§ Job
For the data below, work out how many lines contain the word "text" and supply only that number.

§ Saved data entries
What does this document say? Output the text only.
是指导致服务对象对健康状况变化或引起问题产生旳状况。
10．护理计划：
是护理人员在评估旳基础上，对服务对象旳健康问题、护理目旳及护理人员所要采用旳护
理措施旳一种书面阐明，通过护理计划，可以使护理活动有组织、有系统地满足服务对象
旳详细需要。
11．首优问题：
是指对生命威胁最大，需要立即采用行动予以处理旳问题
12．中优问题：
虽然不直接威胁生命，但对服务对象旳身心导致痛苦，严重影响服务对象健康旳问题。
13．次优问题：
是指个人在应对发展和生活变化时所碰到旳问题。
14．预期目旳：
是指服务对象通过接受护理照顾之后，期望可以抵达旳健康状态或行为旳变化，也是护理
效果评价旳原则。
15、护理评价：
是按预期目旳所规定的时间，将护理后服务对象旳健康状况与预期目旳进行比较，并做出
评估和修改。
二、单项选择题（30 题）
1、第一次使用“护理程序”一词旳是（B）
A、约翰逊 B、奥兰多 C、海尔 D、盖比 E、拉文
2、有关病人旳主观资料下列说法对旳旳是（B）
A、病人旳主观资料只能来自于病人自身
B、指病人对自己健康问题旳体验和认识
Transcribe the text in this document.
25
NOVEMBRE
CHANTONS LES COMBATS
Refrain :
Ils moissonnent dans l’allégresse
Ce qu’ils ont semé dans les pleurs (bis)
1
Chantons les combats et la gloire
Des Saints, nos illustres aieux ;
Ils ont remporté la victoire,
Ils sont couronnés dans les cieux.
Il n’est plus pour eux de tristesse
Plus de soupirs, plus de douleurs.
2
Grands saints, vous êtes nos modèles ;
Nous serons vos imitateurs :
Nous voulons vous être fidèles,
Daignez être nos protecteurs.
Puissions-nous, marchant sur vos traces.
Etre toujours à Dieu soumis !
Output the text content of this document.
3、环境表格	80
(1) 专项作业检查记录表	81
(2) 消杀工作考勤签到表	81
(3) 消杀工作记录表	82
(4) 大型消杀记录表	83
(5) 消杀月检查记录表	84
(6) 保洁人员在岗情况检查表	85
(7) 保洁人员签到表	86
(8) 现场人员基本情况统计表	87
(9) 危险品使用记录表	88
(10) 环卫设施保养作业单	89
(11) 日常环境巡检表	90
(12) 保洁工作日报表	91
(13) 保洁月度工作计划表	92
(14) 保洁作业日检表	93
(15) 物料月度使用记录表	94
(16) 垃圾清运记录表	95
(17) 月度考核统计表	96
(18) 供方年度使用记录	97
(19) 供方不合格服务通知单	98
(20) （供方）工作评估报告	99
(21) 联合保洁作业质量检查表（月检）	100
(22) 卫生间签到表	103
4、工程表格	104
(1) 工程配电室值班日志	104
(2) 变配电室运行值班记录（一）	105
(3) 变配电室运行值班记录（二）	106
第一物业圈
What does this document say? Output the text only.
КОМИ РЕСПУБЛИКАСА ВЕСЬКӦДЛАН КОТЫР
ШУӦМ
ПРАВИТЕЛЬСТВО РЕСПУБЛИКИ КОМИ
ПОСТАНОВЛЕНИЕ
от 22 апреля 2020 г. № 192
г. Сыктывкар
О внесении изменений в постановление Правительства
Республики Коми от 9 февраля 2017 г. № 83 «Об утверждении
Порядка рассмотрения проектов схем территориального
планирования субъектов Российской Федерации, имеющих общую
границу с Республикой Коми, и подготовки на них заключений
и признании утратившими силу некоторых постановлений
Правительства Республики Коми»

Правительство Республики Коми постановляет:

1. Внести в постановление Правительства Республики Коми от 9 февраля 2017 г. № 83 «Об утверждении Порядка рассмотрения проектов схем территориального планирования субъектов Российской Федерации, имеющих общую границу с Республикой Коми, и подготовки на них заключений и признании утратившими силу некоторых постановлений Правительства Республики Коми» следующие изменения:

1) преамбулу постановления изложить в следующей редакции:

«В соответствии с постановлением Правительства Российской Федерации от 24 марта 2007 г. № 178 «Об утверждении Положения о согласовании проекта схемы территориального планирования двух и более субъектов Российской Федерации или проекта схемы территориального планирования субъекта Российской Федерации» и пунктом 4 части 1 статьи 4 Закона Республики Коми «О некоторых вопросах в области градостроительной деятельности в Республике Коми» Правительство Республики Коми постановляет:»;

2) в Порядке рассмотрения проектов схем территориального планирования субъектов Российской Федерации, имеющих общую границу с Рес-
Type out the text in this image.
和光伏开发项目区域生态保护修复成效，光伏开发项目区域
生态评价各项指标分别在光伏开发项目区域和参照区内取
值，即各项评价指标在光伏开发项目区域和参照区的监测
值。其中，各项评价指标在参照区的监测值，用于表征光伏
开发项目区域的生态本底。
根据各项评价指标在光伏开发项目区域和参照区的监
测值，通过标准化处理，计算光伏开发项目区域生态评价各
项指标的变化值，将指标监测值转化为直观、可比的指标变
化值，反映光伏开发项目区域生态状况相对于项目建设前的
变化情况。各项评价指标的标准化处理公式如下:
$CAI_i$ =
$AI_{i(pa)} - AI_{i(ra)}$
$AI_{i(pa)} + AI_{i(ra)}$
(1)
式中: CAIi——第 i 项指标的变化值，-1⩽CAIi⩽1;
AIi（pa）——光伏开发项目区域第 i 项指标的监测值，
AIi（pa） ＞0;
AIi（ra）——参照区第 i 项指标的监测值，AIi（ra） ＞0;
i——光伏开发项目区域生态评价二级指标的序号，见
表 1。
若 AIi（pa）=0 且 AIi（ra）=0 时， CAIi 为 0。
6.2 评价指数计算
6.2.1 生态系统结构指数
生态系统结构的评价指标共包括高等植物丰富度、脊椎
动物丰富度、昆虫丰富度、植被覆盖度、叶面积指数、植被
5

§ Solution for this problem
5